Exercise directions.
If a line in the records below contains "problems", copy that line.

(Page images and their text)
= = = = =

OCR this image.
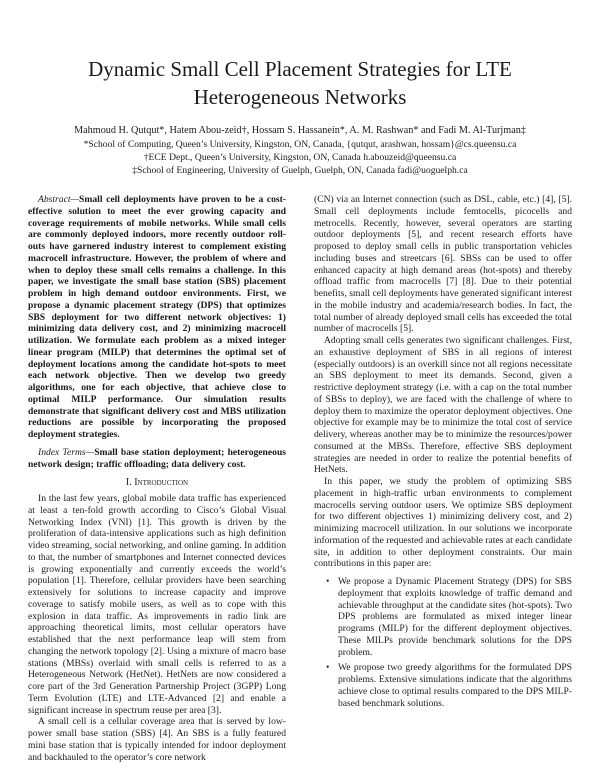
Dynamic Small Cell Placement Strategies for LTE
Heterogeneous Networks
Mahmoud H. Qutqut*, Hatem Abou-zeid†, Hossam S. Hassanein*, A. M. Rashwan* and Fadi M. Al-Turjman‡
*School of Computing, Queen’s University, Kingston, ON, Canada, {qutqut, arashwan, hossam}@cs.queensu.ca
†ECE Dept., Queen’s University, Kingston, ON, Canada h.abouzeid@queensu.ca
‡School of Engineering, University of Guelph, Guelph, ON, Canada fadi@uoguelph.ca

Abstract—Small cell deployments have proven to be a cost-effective solution to meet the ever growing capacity and coverage requirements of mobile networks. While small cells are commonly deployed indoors, more recently outdoor roll-outs have garnered industry interest to complement existing macrocell infrastructure. However, the problem of where and when to deploy these small cells remains a challenge. In this paper, we investigate the small base station (SBS) placement problem in high demand outdoor environments. First, we propose a dynamic placement strategy (DPS) that optimizes SBS deployment for two different network objectives: 1) minimizing data delivery cost, and 2) minimizing macrocell utilization. We formulate each problem as a mixed integer linear program (MILP) that determines the optimal set of deployment locations among the candidate hot-spots to meet each network objective. Then we develop two greedy algorithms, one for each objective, that achieve close to optimal MILP performance. Our simulation results demonstrate that significant delivery cost and MBS utilization reductions are possible by incorporating the proposed deployment strategies.

Index Terms—Small base station deployment; heterogeneous network design; traffic offloading; data delivery cost.

I. Introduction

In the last few years, global mobile data traffic has experienced at least a ten-fold growth according to Cisco’s Global Visual Networking Index (VNI) [1]. This growth is driven by the proliferation of data-intensive applications such as high definition video streaming, social networking, and online gaming. In addition to that, the number of smartphones and Internet connected devices is growing exponentially and currently exceeds the world’s population [1]. Therefore, cellular providers have been searching extensively for solutions to increase capacity and improve coverage to satisfy mobile users, as well as to cope with this explosion in data traffic. As improvements in radio link are approaching theoretical limits, most cellular operators have established that the next performance leap will stem from changing the network topology [2]. Using a mixture of macro base stations (MBSs) overlaid with small cells is referred to as a Heterogeneous Network (HetNet). HetNets are now considered a core part of the 3rd Generation Partnership Project (3GPP) Long Term Evolution (LTE) and LTE-Advanced [2] and enable a significant increase in spectrum reuse per area [3].

A small cell is a cellular coverage area that is served by low-power small base station (SBS) [4]. An SBS is a fully featured mini base station that is typically intended for indoor deployment and backhauled to the operator’s core network

(CN) via an Internet connection (such as DSL, cable, etc.) [4], [5]. Small cell deployments include femtocells, picocells and metrocells. Recently, however, several operators are starting outdoor deployments [5], and recent research efforts have proposed to deploy small cells in public transportation vehicles including buses and streetcars [6]. SBSs can be used to offer enhanced capacity at high demand areas (hot-spots) and thereby offload traffic from macrocells [7] [8]. Due to their potential benefits, small cell deployments have generated significant interest in the mobile industry and academia/research bodies. In fact, the total number of already deployed small cells has exceeded the total number of macrocells [5].

Adopting small cells generates two significant challenges. First, an exhaustive deployment of SBS in all regions of interest (especially outdoors) is an overkill since not all regions necessitate an SBS deployment to meet its demands. Second, given a restrictive deployment strategy (i.e. with a cap on the total number of SBSs to deploy), we are faced with the challenge of where to deploy them to maximize the operator deployment objectives. One objective for example may be to minimize the total cost of service delivery, whereas another may be to minimize the resources/power consumed at the MBSs. Therefore, effective SBS deployment strategies are needed in order to realize the potential benefits of HetNets.

In this paper, we study the problem of optimizing SBS placement in high-traffic urban environments to complement macrocells serving outdoor users. We optimize SBS deployment for two different objectives 1) minimizing delivery cost, and 2) minimizing macrocell utilization. In our solutions we incorporate information of the requested and achievable rates at each candidate site, in addition to other deployment constraints. Our main contributions in this paper are:

• We propose a Dynamic Placement Strategy (DPS) for SBS deployment that exploits knowledge of traffic demand and achievable throughput at the candidate sites (hot-spots). Two DPS problems are formulated as mixed integer linear programs (MILP) for the different deployment objectives. These MILPs provide benchmark solutions for the DPS problem.
• We propose two greedy algorithms for the formulated DPS problems. Extensive simulations indicate that the algorithms achieve close to optimal results compared to the DPS MILP-based benchmark solutions.
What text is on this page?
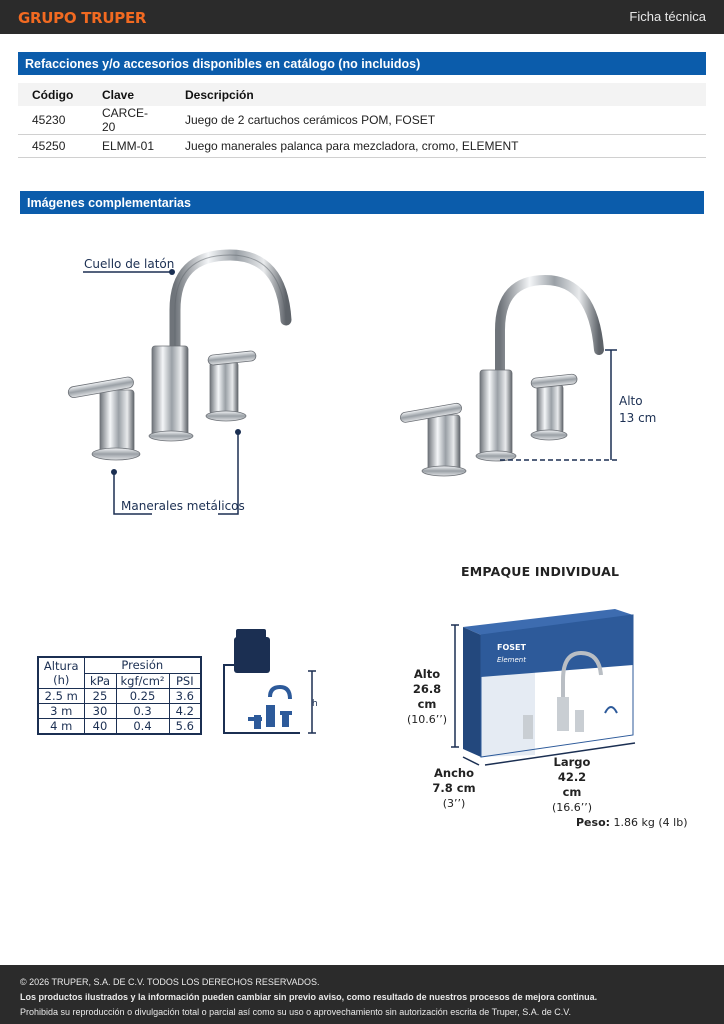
GRUPO TRUPER	Ficha técnica
Refacciones y/o accesorios disponibles en catálogo (no incluidos)
Código	Clave	Descripción
45230	CARCE-20	Juego de 2 cartuchos cerámicos POM, FOSET
45250	ELMM-01	Juego manerales palanca para mezcladora, cromo, ELEMENT
Imágenes complementarias
Cuello de latón
Manerales metálicos
Alto
13 cm
EMPAQUE INDIVIDUAL
FOSET
Element
Alto
26.8 cm
(10.6’’)
Ancho
7.8 cm
(3’’)
Largo
42.2 cm
(16.6’’)
Peso: 1.86 kg (4 lb)
Altura	Presión		
(h)	kPa	kgf/cm²	PSI
2.5 m	25	0.25	3.6
3 m	30	0.3	4.2
4 m	40	0.4	5.6
h
© 2026 TRUPER, S.A. DE C.V. TODOS LOS DERECHOS RESERVADOS.
Los productos ilustrados y la información pueden cambiar sin previo aviso, como resultado de nuestros procesos de mejora continua.
Prohibida su reproducción o divulgación total o parcial así como su uso o aprovechamiento sin autorización escrita de Truper, S.A. de C.V.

= = = = =

Result for this task.
• We propose a Dynamic Placement Strategy (DPS) for SBS deployment that exploits knowledge of traffic demand and achievable throughput at the candidate sites (hot-spots). Two DPS problems are formulated as mixed integer linear programs (MILP) for the different deployment objectives. These MILPs provide benchmark solutions for the DPS problem.
• We propose two greedy algorithms for the formulated DPS problems. Extensive simulations indicate that the algorithms achieve close to optimal results compared to the DPS MILP-based benchmark solutions.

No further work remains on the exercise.